Excerpted text:
________________

Confirmation Bias and the Law of Attraction

Imagine a world that represents and confirms everything you think.

Comfortable, isn't it?

The mind loves a story that 'fits so much more than a truth that could potentially challenge it. 

But there's more. 

Once a belief settles in completely, how adept do you think our perception could be at reorganizing itself around it?

Welcome to the world of confirmation bias.

What is Confirmation Bias?

Confirmation Bias is one of the most well-documented concepts in modern psychology, shaping politics, relationships, financial decisions...careers. 

And yet outside academic circles, the concept is quite unknown, often misunderstood, and simplified into something worthy of a lot more examination than it gets.

And then, somewhere along the way, pop psychology and the self-help industry added to the murkiness.  And what is a fascinating and complex neurological process flattened into something far more seductive: 

Belief  'attracts' external reality.

An attractive proposition indeed. 

But to understand its deeper implications, it helps to take a good look at the underlying narratives.

________________

Stated task 1:
Transcribe the portion of the confirmation bias piece that opens with the words "The mind loves" and closes with "is Confirmation Bias?".

Bounding box entries:
________________

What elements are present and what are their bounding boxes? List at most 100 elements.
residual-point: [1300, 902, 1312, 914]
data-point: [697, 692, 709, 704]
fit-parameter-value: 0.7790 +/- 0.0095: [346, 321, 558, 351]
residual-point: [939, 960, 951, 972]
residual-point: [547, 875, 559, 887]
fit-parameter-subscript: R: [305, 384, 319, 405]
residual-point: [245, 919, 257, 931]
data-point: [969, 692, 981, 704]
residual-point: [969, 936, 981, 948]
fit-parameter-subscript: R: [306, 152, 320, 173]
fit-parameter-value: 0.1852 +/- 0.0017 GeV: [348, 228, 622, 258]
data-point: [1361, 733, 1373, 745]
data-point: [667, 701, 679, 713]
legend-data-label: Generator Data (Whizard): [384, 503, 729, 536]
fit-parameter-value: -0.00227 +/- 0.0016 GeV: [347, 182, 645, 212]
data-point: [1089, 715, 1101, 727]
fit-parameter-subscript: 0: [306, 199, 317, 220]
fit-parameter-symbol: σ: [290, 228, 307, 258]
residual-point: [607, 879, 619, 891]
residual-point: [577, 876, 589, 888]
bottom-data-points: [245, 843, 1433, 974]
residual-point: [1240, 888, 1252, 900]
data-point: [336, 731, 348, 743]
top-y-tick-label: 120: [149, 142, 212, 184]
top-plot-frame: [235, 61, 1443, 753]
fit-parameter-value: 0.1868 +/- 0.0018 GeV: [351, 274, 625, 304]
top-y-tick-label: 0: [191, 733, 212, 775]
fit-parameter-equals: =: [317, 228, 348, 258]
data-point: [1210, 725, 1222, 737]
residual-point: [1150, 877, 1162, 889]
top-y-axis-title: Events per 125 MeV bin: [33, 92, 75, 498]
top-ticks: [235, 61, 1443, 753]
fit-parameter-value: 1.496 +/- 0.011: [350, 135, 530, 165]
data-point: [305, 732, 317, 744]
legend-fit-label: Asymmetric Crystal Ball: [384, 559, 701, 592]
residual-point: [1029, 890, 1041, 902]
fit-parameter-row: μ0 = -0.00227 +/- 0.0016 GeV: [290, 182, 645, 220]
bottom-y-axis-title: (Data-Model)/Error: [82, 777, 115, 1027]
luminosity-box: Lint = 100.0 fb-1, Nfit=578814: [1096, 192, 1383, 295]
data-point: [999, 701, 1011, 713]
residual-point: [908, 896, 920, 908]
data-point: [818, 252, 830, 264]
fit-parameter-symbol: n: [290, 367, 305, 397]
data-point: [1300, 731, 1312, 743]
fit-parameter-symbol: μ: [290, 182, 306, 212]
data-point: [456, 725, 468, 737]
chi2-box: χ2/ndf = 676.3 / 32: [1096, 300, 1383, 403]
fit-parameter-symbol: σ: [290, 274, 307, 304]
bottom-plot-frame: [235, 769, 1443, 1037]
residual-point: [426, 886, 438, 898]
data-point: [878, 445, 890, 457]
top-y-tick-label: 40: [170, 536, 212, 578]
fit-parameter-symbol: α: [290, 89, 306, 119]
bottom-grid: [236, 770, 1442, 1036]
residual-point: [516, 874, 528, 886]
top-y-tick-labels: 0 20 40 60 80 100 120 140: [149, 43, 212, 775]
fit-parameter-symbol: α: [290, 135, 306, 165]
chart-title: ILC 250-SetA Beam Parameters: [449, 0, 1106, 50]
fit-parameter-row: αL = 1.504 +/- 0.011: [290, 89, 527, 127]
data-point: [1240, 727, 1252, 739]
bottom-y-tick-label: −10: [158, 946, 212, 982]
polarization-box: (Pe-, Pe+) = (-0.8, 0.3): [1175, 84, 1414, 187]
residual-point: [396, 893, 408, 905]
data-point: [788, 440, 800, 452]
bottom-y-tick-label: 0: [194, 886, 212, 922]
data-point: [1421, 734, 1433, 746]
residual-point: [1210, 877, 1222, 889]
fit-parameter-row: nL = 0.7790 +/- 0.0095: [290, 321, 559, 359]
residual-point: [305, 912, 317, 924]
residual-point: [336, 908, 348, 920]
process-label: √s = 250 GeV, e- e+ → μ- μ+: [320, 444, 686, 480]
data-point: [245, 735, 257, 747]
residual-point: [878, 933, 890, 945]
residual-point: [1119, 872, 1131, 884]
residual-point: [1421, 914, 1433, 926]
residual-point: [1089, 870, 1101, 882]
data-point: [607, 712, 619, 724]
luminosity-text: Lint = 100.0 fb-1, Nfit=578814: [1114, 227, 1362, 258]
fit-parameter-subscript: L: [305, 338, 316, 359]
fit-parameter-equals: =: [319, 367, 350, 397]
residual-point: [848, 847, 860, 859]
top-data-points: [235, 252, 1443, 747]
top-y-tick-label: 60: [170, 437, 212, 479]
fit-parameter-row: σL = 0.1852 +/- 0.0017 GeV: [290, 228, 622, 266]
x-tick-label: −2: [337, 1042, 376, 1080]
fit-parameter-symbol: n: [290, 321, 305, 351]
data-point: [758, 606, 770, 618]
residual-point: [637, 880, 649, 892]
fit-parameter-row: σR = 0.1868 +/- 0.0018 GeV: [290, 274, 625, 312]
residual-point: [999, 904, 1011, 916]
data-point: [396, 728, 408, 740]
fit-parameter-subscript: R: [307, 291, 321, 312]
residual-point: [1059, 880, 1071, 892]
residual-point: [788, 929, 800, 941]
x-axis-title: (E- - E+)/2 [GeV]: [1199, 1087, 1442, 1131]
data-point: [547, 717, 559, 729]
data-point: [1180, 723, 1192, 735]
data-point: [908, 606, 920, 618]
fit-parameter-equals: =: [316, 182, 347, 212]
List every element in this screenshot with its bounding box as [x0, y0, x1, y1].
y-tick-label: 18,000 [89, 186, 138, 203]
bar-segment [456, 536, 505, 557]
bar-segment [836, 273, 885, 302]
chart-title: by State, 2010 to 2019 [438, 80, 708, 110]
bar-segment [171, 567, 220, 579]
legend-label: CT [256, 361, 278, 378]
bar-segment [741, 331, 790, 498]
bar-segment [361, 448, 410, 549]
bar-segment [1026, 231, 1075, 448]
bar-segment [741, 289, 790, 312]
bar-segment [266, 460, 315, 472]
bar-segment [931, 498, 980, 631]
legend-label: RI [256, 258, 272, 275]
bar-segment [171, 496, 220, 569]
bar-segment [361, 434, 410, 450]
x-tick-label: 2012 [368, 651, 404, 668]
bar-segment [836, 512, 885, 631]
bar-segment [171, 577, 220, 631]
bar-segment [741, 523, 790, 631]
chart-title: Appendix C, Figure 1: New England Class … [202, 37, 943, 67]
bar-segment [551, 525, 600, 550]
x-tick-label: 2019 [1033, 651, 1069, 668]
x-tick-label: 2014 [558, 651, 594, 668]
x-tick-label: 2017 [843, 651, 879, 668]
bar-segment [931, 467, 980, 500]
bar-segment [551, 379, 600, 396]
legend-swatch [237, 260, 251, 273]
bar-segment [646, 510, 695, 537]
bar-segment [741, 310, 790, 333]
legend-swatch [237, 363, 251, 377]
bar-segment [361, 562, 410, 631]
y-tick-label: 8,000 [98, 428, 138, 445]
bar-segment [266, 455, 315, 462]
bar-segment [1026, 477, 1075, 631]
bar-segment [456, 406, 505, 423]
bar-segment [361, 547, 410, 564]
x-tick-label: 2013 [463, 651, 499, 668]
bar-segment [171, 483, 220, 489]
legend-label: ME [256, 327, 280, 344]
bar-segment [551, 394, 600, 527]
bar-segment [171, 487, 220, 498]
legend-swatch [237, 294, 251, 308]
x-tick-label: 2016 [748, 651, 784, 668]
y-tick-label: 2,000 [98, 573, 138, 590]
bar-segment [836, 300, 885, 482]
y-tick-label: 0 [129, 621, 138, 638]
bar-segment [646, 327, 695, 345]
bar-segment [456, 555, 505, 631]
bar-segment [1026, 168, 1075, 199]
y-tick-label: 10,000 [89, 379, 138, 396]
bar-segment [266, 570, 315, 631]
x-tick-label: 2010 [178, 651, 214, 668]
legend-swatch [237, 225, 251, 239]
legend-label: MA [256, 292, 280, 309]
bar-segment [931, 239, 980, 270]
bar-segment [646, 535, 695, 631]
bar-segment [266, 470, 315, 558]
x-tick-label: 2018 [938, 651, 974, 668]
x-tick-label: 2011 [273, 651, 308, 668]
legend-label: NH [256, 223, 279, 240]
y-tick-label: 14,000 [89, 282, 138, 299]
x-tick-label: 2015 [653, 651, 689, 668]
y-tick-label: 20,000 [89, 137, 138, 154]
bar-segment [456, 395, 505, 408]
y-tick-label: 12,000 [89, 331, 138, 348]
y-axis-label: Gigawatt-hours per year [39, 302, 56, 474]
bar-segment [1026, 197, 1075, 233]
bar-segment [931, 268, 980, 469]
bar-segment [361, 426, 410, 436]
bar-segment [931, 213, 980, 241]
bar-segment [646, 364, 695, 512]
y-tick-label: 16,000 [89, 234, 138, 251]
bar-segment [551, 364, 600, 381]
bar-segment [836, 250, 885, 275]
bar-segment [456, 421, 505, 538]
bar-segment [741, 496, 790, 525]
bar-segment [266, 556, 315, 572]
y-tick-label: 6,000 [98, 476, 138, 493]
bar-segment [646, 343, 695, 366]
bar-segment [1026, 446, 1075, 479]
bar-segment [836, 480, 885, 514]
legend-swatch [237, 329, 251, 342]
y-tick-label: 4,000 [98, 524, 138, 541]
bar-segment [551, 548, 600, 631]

________________

Stated task 2:
Restate word for word the records from their very first line through the line containing "residual-point: [547, 875, 559, 887]", including both of those lines.

Written response 1:
The mind loves a story that 'fits so much more than a truth that could potentially challenge it. 

But there's more. 

Once a belief settles in completely, how adept do you think our perception could be at reorganizing itself around it?

Welcome to the world of confirmation bias.

What is Confirmation Bias?

Written response 2:
What elements are present and what are their bounding boxes? List at most 100 elements.
residual-point: [1300, 902, 1312, 914]
data-point: [697, 692, 709, 704]
fit-parameter-value: 0.7790 +/- 0.0095: [346, 321, 558, 351]
residual-point: [939, 960, 951, 972]
residual-point: [547, 875, 559, 887]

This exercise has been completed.